-- start MATERIALS PROVIDED --
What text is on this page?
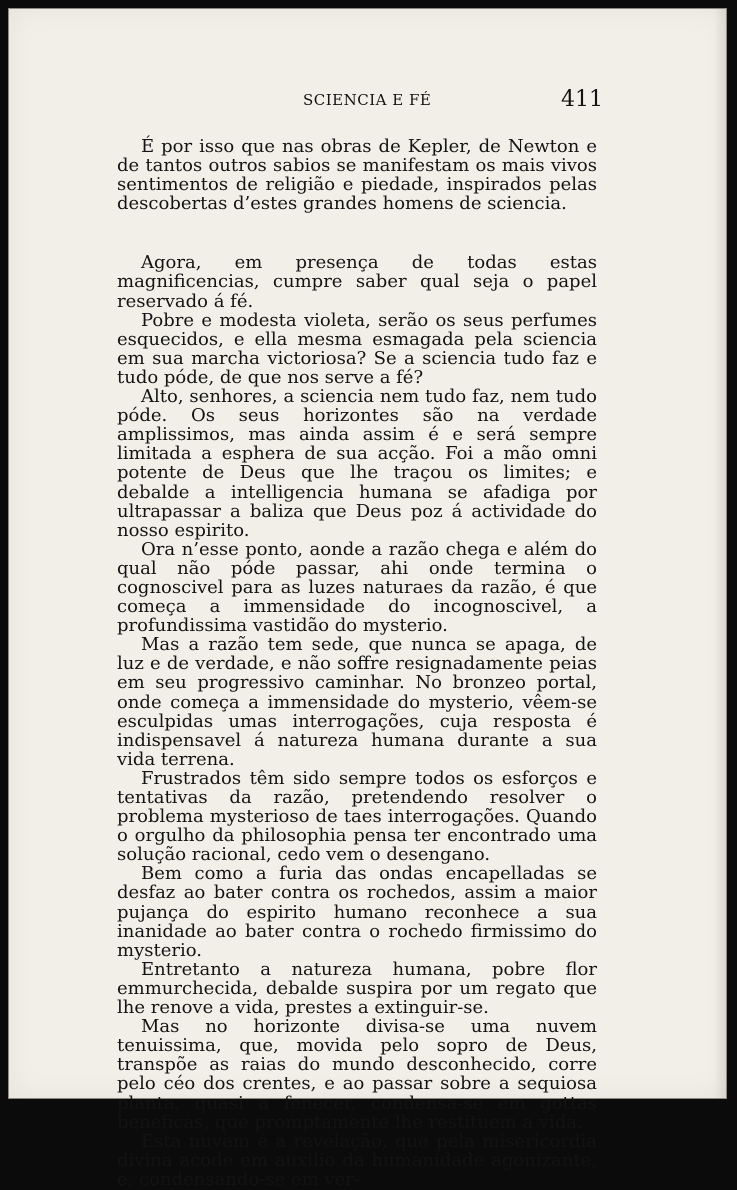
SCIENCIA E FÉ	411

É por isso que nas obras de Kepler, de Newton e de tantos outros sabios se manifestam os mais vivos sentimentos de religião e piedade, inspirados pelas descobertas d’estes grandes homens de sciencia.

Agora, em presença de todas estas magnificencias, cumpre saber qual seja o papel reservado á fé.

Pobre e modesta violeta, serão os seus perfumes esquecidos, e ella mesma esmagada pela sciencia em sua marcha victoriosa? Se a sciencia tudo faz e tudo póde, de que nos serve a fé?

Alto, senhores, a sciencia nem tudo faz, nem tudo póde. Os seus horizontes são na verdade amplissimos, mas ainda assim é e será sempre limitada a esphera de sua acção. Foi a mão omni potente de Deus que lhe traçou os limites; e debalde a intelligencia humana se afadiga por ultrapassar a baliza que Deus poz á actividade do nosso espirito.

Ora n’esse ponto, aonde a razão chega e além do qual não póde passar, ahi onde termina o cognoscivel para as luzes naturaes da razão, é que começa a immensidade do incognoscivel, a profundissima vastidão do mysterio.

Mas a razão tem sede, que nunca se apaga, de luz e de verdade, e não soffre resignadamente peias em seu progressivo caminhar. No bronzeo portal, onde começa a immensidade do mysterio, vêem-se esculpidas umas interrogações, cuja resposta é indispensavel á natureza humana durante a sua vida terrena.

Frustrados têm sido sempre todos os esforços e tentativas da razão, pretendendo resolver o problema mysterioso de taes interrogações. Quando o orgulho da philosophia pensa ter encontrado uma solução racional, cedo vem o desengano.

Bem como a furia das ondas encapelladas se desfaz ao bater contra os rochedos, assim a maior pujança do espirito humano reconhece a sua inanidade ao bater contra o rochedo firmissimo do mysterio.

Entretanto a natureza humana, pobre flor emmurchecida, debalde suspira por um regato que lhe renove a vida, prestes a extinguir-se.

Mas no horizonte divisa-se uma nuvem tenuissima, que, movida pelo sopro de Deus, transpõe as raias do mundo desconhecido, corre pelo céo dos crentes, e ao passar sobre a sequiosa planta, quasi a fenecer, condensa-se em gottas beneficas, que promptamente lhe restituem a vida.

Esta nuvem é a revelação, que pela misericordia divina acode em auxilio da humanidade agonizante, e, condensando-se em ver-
-- end MATERIALS PROVIDED --
- [TO BE DONE]
Collect the complete line wherever the string "interrogações" appears in the records.

- [IN RESPONSE]
Mas a razão tem sede, que nunca se apaga, de luz e de verdade, e não soffre resignadamente peias em seu progressivo caminhar. No bronzeo portal, onde começa a immensidade do mysterio, vêem-se esculpidas umas interrogações, cuja resposta é indispensavel á natureza humana durante a sua vida terrena.
Frustrados têm sido sempre todos os esforços e tentativas da razão, pretendendo resolver o problema mysterioso de taes interrogações. Quando o orgulho da philosophia pensa ter encontrado uma solução racional, cedo vem o desengano.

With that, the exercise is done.